DIRECTIVE
The records below should be written out again, exactly.

PROVIDED MATERIAL

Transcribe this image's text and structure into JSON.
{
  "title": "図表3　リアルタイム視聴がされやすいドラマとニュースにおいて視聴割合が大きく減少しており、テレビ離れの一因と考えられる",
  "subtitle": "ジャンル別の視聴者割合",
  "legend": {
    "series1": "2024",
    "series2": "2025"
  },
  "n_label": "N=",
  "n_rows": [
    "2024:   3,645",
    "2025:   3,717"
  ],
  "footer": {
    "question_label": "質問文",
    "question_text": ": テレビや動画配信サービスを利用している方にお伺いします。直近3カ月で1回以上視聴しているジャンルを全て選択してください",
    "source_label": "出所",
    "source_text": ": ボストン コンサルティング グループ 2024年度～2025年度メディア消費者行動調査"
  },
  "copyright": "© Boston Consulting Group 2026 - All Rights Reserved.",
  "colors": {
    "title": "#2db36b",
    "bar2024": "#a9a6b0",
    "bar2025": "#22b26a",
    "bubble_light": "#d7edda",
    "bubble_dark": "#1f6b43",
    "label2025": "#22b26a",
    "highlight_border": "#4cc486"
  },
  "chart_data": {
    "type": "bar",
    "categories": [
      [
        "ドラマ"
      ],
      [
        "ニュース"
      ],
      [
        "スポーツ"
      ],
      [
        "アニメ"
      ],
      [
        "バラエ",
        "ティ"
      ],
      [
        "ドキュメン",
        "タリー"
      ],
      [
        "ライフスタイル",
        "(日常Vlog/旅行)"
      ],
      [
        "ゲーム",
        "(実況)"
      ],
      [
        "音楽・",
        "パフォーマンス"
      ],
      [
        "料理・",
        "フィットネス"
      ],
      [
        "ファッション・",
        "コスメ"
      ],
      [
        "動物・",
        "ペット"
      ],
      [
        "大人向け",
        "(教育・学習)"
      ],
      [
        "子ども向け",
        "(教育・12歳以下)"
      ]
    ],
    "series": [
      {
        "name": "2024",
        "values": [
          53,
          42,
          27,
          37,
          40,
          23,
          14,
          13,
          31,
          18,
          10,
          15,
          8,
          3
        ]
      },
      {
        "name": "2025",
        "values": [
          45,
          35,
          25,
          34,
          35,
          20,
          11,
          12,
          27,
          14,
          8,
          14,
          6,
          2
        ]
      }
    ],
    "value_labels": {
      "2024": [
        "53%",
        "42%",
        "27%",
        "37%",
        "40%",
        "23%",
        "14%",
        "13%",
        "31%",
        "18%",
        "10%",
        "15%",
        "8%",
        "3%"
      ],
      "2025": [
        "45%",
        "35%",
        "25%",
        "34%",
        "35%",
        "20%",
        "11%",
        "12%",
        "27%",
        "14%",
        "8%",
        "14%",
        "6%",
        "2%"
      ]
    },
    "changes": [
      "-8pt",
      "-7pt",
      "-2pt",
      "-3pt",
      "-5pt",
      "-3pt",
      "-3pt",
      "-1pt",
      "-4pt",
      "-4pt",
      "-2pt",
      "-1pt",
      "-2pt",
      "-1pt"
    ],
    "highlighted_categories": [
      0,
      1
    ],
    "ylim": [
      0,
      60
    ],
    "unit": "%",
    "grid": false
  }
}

EXERCISE SOLUTION
Transcribe this image's text and structure into JSON.
{
  "title": "図表3　リアルタイム視聴がされやすいドラマとニュースにおいて視聴割合が大きく減少しており、テレビ離れの一因と考えられる",
  "subtitle": "ジャンル別の視聴者割合",
  "legend": {
    "series1": "2024",
    "series2": "2025"
  },
  "n_label": "N=",
  "n_rows": [
    "2024:   3,645",
    "2025:   3,717"
  ],
  "footer": {
    "question_label": "質問文",
    "question_text": ": テレビや動画配信サービスを利用している方にお伺いします。直近3カ月で1回以上視聴しているジャンルを全て選択してください",
    "source_label": "出所",
    "source_text": ": ボストン コンサルティング グループ 2024年度～2025年度メディア消費者行動調査"
  },
  "copyright": "© Boston Consulting Group 2026 - All Rights Reserved.",
  "colors": {
    "title": "#2db36b",
    "bar2024": "#a9a6b0",
    "bar2025": "#22b26a",
    "bubble_light": "#d7edda",
    "bubble_dark": "#1f6b43",
    "label2025": "#22b26a",
    "highlight_border": "#4cc486"
  },
  "chart_data": {
    "type": "bar",
    "categories": [
      [
        "ドラマ"
      ],
      [
        "ニュース"
      ],
      [
        "スポーツ"
      ],
      [
        "アニメ"
      ],
      [
        "バラエ",
        "ティ"
      ],
      [
        "ドキュメン",
        "タリー"
      ],
      [
        "ライフスタイル",
        "(日常Vlog/旅行)"
      ],
      [
        "ゲーム",
        "(実況)"
      ],
      [
        "音楽・",
        "パフォーマンス"
      ],
      [
        "料理・",
        "フィットネス"
      ],
      [
        "ファッション・",
        "コスメ"
      ],
      [
        "動物・",
        "ペット"
      ],
      [
        "大人向け",
        "(教育・学習)"
      ],
      [
        "子ども向け",
        "(教育・12歳以下)"
      ]
    ],
    "series": [
      {
        "name": "2024",
        "values": [
          53,
          42,
          27,
          37,
          40,
          23,
          14,
          13,
          31,
          18,
          10,
          15,
          8,
          3
        ]
      },
      {
        "name": "2025",
        "values": [
          45,
          35,
          25,
          34,
          35,
          20,
          11,
          12,
          27,
          14,
          8,
          14,
          6,
          2
        ]
      }
    ],
    "value_labels": {
      "2024": [
        "53%",
        "42%",
        "27%",
        "37%",
        "40%",
        "23%",
        "14%",
        "13%",
        "31%",
        "18%",
        "10%",
        "15%",
        "8%",
        "3%"
      ],
      "2025": [
        "45%",
        "35%",
        "25%",
        "34%",
        "35%",
        "20%",
        "11%",
        "12%",
        "27%",
        "14%",
        "8%",
        "14%",
        "6%",
        "2%"
      ]
    },
    "changes": [
      "-8pt",
      "-7pt",
      "-2pt",
      "-3pt",
      "-5pt",
      "-3pt",
      "-3pt",
      "-1pt",
      "-4pt",
      "-4pt",
      "-2pt",
      "-1pt",
      "-2pt",
      "-1pt"
    ],
    "highlighted_categories": [
      0,
      1
    ],
    "ylim": [
      0,
      60
    ],
    "unit": "%",
    "grid": false
  }
}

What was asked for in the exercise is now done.